== WHAT YOU NEED TO DO ==
1. Decide whether each statement below agrees with the passage on poverty. For each, answer yes or no and quote the deciding words. (a) The Simpsons' house looked different from the writer's house. (b) Roseanne is described as the classic working-class sitcom. (c) The Simpsons ran into money troubles only in their later years.
2. Carry the passage on poverty forward from its final sentence.

== DOCUMENT TEXT ==
-------
And because it's tough to relate to, it's tough to talk about. If someone tells me that they never got Christmas presents growing up, all I can respond with is "Uh, yeah, that sounds like it sucked. Well ... one time my grandma accidentally got me Super Murpio 67, so ... I hear you." Starting a conversation with a bunch of middle-class people about poverty is like bringing up Trayvon Martin at a country club. Everyone trips over everyone else's words to talk about how tragic it is, but then they distance themselves from the problem and the "buts" start coming out. And to further compound the issue ...
We Don't Witness Poverty, So We Don't Understand It
When I was growing up, my exposure to poverty was largely limited to sitcom families who would talk about how poor they were, but were still able to go on a wacky adventure every week. The Simpsons kept running into money troubles in their early years, but their house looked the same as mine. Even the family from Roseanne, the classic working-class sitcom, owned a house that's a palace compared to what a lot of people live in. The problem with portraying poverty in sitcoms is that it's hard to get laughs out of eviction and early deaths caused by crippling medical debt, so the lesson always ends up being "Poor people struggle with money sometimes, but in the end they always get by, and they have lots of laughs while doing it!" Sitcoms make being poor look fun.
-------
== Extracted data entries ==

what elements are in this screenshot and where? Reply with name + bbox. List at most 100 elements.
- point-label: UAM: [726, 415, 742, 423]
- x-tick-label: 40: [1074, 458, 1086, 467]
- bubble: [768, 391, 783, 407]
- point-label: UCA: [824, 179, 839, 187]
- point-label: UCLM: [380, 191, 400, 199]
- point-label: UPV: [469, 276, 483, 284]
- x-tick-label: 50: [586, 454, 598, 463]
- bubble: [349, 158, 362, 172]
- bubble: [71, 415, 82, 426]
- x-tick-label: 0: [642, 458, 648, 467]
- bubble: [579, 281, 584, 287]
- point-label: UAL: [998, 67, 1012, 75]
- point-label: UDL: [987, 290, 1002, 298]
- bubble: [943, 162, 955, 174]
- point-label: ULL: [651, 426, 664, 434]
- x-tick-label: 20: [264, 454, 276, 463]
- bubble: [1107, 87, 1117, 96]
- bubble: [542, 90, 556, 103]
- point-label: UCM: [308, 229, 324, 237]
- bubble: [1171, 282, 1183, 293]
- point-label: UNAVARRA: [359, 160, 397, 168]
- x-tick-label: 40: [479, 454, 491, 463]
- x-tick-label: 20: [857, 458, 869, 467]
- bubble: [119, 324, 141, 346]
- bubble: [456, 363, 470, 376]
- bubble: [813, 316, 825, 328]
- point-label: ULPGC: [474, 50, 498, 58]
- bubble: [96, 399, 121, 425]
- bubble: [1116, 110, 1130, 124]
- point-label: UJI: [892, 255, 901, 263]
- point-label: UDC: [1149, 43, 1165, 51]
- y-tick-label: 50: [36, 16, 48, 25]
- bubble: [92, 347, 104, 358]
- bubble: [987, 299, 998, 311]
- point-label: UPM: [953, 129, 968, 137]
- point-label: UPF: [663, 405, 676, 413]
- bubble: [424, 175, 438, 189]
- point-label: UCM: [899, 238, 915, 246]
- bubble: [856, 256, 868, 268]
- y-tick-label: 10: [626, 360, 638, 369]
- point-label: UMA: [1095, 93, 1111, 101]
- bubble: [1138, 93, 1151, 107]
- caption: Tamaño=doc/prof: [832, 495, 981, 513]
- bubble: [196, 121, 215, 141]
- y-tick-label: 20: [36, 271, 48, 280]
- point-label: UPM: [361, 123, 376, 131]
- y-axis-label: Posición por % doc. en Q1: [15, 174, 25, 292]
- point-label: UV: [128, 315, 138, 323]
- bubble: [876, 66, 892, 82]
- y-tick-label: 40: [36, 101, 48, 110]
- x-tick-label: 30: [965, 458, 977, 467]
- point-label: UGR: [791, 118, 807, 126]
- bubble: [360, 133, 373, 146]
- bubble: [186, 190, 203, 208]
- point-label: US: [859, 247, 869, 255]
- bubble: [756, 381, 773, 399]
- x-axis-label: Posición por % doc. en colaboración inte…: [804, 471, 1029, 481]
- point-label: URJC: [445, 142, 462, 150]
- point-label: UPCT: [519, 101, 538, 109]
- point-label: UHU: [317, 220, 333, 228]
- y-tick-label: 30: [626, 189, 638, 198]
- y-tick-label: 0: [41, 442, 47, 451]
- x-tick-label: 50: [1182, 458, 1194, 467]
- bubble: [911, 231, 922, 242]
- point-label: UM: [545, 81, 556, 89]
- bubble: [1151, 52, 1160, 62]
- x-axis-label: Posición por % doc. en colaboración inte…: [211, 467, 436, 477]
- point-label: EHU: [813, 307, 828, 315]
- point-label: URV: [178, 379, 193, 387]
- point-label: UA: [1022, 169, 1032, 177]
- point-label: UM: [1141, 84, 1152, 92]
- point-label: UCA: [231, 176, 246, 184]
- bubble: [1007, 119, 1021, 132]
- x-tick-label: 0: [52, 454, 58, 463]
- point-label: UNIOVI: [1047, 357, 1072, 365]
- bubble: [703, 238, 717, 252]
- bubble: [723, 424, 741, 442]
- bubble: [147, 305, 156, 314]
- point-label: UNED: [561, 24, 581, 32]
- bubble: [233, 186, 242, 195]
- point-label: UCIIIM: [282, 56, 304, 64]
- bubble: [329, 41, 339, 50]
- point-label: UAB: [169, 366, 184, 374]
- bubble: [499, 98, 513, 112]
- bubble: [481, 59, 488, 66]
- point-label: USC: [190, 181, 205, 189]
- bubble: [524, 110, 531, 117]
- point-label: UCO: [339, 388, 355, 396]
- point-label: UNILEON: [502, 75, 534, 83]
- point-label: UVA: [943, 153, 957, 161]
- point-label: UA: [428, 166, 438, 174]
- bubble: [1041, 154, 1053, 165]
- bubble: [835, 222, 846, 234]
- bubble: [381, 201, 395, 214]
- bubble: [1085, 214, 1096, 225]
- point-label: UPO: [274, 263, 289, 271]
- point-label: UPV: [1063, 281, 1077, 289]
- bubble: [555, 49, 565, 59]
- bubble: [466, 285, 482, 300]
-------
== ANSWERS BY ITEM ==
1.
(a) No: "their house looked the same as mine."
(b) Yes: "Even the family from Roseanne, the classic working-class sitcom, owned a house"
(c) No: "The Simpsons kept running into money troubles in their early years"

2.
Beyond that, once or twice a year, I'd go to some kid's birthday party and notice that his house was a lot smaller and more run down than mine. One of the kids who always got talked about in a slightly different tone of voice by the adults. I never gave it much thought because we went to the same school and both liked Nintendo -- how different could our lives possibly be? Maybe I'd see a story on the news that would put a positive spin on the issue. ("Look at how many volunteers with beautiful families showed up to the soup kitchen to help feed these filthy hobos!") Beyond that, the middle class just doesn't think about poverty.
We're always looking up, always wanting to go to the Christmas party at the rich friend's house so we can get a taste of what we're aspiring to. There's rarely a reason to go to the poor part of town. Tell jokes about it, sure, but go? We never have to leave the bubble, so we never learn what real poverty looks like. Poor people become invisible, this mysterious Other, a group that serves you food, and in return, you throw a couple of non-perishables and toys into donation bins for them over the holidays.
Oh yeah, the middle class loves to donate food and toys and clothes and gently used ball gags and all sorts of other crap that we weren't using anyway. Food banks actually need money far more than they need your creamed corn that's going to expire in two weeks, because money just goes further. But people who will gladly part with 12 boxes of Kraft Mac and Cheese and some Funyuns they found under the sofa get leery when it comes to handing over money, even though we're supposedly under the impression that we don't need it ourselves to be happy.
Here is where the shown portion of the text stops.